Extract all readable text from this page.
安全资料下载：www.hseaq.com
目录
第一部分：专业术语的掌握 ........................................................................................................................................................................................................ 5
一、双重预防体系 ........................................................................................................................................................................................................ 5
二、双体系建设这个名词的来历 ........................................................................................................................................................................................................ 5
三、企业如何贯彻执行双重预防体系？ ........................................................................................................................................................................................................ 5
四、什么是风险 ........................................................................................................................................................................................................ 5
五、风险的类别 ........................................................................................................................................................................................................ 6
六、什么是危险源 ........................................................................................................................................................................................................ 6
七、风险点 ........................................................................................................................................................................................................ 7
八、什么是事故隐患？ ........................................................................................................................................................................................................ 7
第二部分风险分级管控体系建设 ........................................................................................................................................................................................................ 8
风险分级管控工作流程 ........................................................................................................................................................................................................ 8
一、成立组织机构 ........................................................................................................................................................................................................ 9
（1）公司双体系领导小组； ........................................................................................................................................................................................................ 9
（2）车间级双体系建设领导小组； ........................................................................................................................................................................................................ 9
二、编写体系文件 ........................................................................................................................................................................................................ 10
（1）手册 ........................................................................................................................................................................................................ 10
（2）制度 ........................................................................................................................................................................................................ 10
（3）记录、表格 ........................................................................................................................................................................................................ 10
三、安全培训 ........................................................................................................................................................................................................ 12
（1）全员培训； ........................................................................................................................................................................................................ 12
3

────────────────────────────────────────

--- WRITTEN INSTRUCTION ---
Reproduce the listing in full. Keep it exactly as written.

--- SOLUTION ---
Extract all readable text from this page.
安全资料下载：www.hseaq.com
目录
第一部分：专业术语的掌握 ........................................................................................................................................................................................................ 5
一、双重预防体系 ........................................................................................................................................................................................................ 5
二、双体系建设这个名词的来历 ........................................................................................................................................................................................................ 5
三、企业如何贯彻执行双重预防体系？ ........................................................................................................................................................................................................ 5
四、什么是风险 ........................................................................................................................................................................................................ 5
五、风险的类别 ........................................................................................................................................................................................................ 6
六、什么是危险源 ........................................................................................................................................................................................................ 6
七、风险点 ........................................................................................................................................................................................................ 7
八、什么是事故隐患？ ........................................................................................................................................................................................................ 7
第二部分风险分级管控体系建设 ........................................................................................................................................................................................................ 8
风险分级管控工作流程 ........................................................................................................................................................................................................ 8
一、成立组织机构 ........................................................................................................................................................................................................ 9
（1）公司双体系领导小组； ........................................................................................................................................................................................................ 9
（2）车间级双体系建设领导小组； ........................................................................................................................................................................................................ 9
二、编写体系文件 ........................................................................................................................................................................................................ 10
（1）手册 ........................................................................................................................................................................................................ 10
（2）制度 ........................................................................................................................................................................................................ 10
（3）记录、表格 ........................................................................................................................................................................................................ 10
三、安全培训 ........................................................................................................................................................................................................ 12
（1）全员培训； ........................................................................................................................................................................................................ 12
3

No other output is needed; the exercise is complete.